▸ **BRIEF**
Print the records verbatim, from their first line through the line containing "- bubble-label-text-2: Yeongsan", with both ends included.

═════ PROVIDED DATA

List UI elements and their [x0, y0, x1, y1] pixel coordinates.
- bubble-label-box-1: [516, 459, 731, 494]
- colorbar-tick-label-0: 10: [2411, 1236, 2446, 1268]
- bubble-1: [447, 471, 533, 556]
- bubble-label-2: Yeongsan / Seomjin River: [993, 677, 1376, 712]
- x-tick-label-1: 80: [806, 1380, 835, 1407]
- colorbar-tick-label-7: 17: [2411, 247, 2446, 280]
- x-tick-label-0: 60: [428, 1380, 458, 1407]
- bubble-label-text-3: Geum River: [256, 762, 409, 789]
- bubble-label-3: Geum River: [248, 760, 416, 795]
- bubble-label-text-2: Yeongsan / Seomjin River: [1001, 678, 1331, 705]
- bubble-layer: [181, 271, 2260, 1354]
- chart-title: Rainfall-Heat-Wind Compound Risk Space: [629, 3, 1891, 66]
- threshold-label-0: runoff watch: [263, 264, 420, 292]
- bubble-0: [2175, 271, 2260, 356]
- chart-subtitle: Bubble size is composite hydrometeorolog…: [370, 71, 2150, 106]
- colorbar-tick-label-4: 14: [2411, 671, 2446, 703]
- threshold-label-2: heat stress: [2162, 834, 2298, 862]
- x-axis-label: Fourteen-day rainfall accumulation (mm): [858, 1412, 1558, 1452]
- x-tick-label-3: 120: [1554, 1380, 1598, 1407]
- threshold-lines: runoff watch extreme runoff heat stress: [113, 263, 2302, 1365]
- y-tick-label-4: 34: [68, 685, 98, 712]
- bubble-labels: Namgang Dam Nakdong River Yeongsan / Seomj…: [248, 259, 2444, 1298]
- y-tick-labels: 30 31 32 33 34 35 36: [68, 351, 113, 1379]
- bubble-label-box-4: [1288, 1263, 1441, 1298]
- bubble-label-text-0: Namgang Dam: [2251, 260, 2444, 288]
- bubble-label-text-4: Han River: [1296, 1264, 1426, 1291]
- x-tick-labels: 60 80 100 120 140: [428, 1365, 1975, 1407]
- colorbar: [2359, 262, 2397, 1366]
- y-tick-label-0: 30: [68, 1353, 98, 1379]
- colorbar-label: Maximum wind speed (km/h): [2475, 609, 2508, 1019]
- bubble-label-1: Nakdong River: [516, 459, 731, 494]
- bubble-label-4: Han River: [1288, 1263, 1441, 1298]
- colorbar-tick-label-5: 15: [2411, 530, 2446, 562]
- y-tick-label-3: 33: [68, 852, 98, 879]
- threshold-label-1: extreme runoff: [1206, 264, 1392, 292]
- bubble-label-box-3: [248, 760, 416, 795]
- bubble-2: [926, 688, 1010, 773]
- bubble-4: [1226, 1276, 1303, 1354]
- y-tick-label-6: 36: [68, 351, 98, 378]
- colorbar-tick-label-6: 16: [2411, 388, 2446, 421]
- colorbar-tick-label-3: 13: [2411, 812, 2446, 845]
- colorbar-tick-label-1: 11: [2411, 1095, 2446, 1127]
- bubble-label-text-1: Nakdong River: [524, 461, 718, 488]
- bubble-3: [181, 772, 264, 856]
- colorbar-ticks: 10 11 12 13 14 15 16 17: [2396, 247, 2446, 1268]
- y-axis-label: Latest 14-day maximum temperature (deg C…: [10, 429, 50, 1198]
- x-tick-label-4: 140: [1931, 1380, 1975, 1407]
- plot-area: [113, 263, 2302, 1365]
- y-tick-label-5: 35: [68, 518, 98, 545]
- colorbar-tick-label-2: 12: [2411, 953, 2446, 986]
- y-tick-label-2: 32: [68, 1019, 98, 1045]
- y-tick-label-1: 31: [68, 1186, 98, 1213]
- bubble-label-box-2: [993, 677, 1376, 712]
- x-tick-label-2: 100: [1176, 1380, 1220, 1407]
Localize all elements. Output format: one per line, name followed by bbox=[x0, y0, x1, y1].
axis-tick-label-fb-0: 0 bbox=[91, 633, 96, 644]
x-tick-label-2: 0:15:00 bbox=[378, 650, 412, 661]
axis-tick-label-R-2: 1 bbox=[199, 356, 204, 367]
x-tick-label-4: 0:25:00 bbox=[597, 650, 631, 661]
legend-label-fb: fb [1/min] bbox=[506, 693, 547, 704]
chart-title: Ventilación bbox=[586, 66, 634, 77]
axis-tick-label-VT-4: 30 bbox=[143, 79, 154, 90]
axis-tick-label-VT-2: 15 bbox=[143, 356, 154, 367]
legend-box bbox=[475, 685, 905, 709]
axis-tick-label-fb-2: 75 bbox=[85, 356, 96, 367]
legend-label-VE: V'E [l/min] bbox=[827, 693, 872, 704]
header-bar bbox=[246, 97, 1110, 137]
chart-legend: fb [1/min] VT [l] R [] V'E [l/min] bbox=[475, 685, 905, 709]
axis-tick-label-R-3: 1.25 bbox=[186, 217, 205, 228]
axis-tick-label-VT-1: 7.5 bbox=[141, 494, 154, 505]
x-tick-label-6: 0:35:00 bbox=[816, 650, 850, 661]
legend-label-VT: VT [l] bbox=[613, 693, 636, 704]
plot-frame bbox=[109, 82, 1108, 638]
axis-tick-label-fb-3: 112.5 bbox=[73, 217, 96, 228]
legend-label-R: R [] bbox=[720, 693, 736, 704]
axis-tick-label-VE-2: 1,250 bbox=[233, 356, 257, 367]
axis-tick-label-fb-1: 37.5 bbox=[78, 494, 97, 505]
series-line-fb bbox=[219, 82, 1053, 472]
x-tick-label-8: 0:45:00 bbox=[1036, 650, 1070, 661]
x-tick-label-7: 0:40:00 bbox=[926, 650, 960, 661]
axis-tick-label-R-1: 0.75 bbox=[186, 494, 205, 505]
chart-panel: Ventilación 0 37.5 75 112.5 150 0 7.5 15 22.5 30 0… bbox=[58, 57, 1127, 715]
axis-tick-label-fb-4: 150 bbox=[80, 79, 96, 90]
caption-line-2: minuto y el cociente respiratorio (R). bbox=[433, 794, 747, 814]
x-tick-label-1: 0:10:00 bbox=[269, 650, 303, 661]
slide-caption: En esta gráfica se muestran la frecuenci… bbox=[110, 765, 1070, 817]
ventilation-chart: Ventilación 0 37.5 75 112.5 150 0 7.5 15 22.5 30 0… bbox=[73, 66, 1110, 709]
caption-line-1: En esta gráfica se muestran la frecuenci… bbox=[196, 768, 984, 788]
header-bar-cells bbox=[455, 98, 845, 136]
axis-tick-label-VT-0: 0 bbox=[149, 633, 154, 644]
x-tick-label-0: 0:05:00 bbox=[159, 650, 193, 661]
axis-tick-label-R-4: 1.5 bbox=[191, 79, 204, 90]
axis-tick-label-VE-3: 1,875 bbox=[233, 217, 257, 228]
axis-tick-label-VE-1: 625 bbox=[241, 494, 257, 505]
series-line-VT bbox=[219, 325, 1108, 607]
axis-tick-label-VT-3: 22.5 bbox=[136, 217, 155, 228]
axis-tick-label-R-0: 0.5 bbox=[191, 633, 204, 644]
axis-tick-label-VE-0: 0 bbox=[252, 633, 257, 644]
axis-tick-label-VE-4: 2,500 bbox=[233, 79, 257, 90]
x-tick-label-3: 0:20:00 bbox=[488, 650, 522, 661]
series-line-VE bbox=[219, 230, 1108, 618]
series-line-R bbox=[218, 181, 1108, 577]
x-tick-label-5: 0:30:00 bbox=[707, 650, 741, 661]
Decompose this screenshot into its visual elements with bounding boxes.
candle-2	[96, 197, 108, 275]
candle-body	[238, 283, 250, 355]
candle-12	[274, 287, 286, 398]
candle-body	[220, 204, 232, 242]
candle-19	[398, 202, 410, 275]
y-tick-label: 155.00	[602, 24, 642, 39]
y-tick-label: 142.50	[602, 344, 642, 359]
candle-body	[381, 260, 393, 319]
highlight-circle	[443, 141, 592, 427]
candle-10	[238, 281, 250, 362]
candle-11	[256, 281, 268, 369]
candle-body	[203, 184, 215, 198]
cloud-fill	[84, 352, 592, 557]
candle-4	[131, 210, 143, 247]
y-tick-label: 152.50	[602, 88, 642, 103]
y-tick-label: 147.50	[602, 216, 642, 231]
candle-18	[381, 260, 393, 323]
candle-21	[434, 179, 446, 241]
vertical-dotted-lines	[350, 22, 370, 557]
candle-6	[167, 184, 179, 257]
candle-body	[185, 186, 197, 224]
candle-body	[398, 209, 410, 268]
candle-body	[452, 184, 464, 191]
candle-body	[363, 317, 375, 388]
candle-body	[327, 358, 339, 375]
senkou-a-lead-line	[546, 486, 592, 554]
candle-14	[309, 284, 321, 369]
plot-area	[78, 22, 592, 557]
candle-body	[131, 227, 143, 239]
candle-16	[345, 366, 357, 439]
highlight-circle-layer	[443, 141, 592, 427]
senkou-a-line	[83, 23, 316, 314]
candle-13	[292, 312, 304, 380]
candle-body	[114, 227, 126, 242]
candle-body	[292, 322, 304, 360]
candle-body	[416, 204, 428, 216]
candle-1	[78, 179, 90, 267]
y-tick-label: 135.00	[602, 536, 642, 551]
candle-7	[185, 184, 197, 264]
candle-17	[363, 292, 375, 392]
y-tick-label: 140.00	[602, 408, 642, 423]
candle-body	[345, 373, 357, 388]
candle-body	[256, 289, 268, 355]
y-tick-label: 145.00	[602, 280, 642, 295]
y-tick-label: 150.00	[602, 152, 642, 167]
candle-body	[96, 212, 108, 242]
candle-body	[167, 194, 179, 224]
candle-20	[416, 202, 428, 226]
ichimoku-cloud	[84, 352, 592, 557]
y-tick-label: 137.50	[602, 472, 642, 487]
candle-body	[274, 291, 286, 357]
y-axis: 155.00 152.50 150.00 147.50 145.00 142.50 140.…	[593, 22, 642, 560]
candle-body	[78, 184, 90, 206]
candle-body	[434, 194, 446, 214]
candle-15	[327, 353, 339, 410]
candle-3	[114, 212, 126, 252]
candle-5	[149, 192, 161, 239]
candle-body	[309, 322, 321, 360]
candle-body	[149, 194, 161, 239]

══════════

▸ **SOLVED PROBLEM**
List UI elements and their [x0, y0, x1, y1] pixel coordinates.
- bubble-label-box-1: [516, 459, 731, 494]
- colorbar-tick-label-0: 10: [2411, 1236, 2446, 1268]
- bubble-1: [447, 471, 533, 556]
- bubble-label-2: Yeongsan / Seomjin River: [993, 677, 1376, 712]
- x-tick-label-1: 80: [806, 1380, 835, 1407]
- colorbar-tick-label-7: 17: [2411, 247, 2446, 280]
- x-tick-label-0: 60: [428, 1380, 458, 1407]
- bubble-label-text-3: Geum River: [256, 762, 409, 789]
- bubble-label-3: Geum River: [248, 760, 416, 795]
- bubble-label-text-2: Yeongsan / Seomjin River: [1001, 678, 1331, 705]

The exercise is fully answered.